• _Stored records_
■ ■ ■
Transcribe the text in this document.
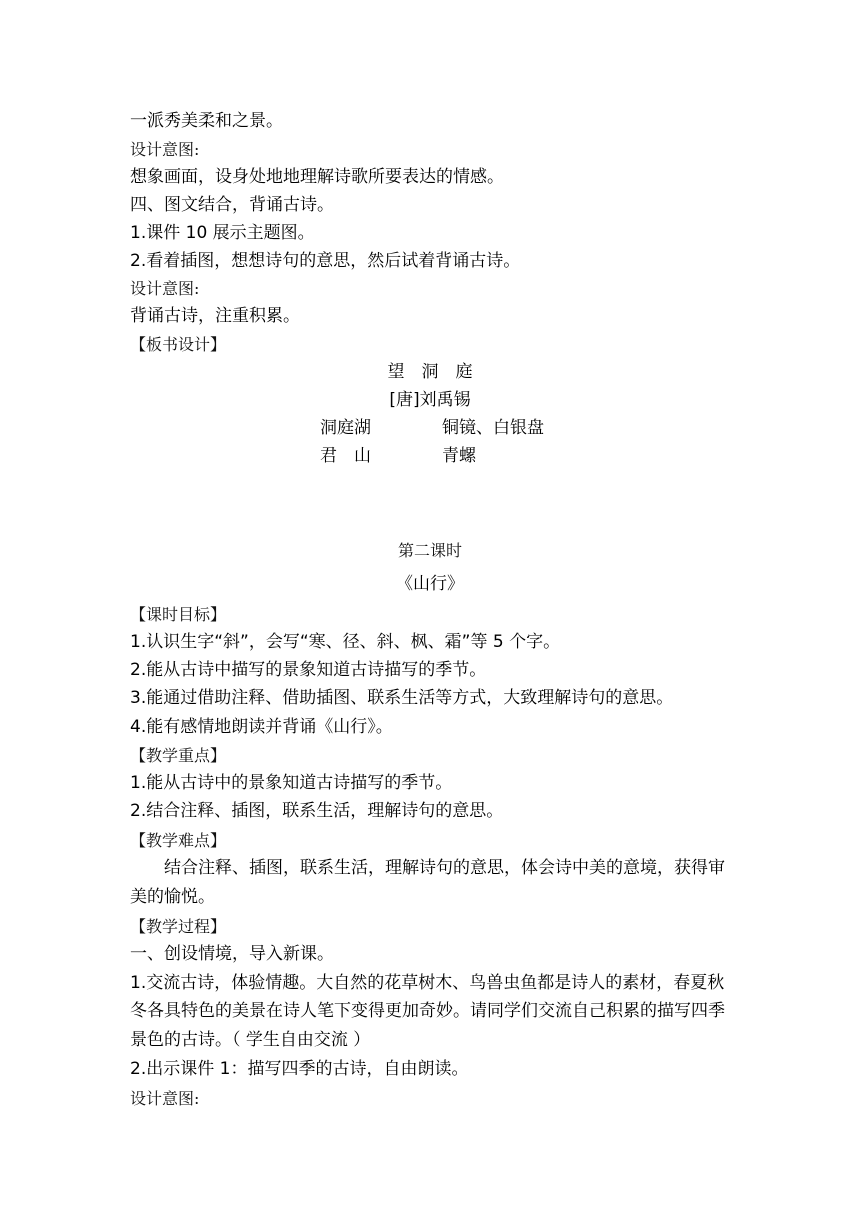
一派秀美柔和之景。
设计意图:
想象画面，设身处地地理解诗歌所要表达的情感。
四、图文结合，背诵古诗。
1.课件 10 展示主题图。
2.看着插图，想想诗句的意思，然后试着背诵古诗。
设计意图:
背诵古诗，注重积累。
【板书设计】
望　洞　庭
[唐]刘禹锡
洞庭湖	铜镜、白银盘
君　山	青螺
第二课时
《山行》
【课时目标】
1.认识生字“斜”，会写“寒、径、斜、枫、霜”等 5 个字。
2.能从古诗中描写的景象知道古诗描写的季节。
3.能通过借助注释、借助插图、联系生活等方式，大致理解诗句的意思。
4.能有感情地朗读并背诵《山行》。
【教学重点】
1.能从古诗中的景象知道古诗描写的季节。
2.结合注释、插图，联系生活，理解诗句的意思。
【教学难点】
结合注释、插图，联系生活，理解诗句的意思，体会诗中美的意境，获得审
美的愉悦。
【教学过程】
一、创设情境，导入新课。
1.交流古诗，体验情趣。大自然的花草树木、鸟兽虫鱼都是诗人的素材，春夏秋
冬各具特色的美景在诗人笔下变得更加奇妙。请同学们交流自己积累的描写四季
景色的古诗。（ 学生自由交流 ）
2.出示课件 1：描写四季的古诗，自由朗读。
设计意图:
■ ■ ■
• _Task instructions_
Copy the records word for word, leaving no picture in the copy.

• _The output_
Transcribe the text in this document.
一派秀美柔和之景。
设计意图:
想象画面，设身处地地理解诗歌所要表达的情感。
四、图文结合，背诵古诗。
1.课件 10 展示主题图。
2.看着插图，想想诗句的意思，然后试着背诵古诗。
设计意图:
背诵古诗，注重积累。
【板书设计】
望　洞　庭
[唐]刘禹锡
洞庭湖	铜镜、白银盘
君　山	青螺
第二课时
《山行》
【课时目标】
1.认识生字“斜”，会写“寒、径、斜、枫、霜”等 5 个字。
2.能从古诗中描写的景象知道古诗描写的季节。
3.能通过借助注释、借助插图、联系生活等方式，大致理解诗句的意思。
4.能有感情地朗读并背诵《山行》。
【教学重点】
1.能从古诗中的景象知道古诗描写的季节。
2.结合注释、插图，联系生活，理解诗句的意思。
【教学难点】
结合注释、插图，联系生活，理解诗句的意思，体会诗中美的意境，获得审
美的愉悦。
【教学过程】
一、创设情境，导入新课。
1.交流古诗，体验情趣。大自然的花草树木、鸟兽虫鱼都是诗人的素材，春夏秋
冬各具特色的美景在诗人笔下变得更加奇妙。请同学们交流自己积累的描写四季
景色的古诗。（ 学生自由交流 ）
2.出示课件 1：描写四季的古诗，自由朗读。
设计意图:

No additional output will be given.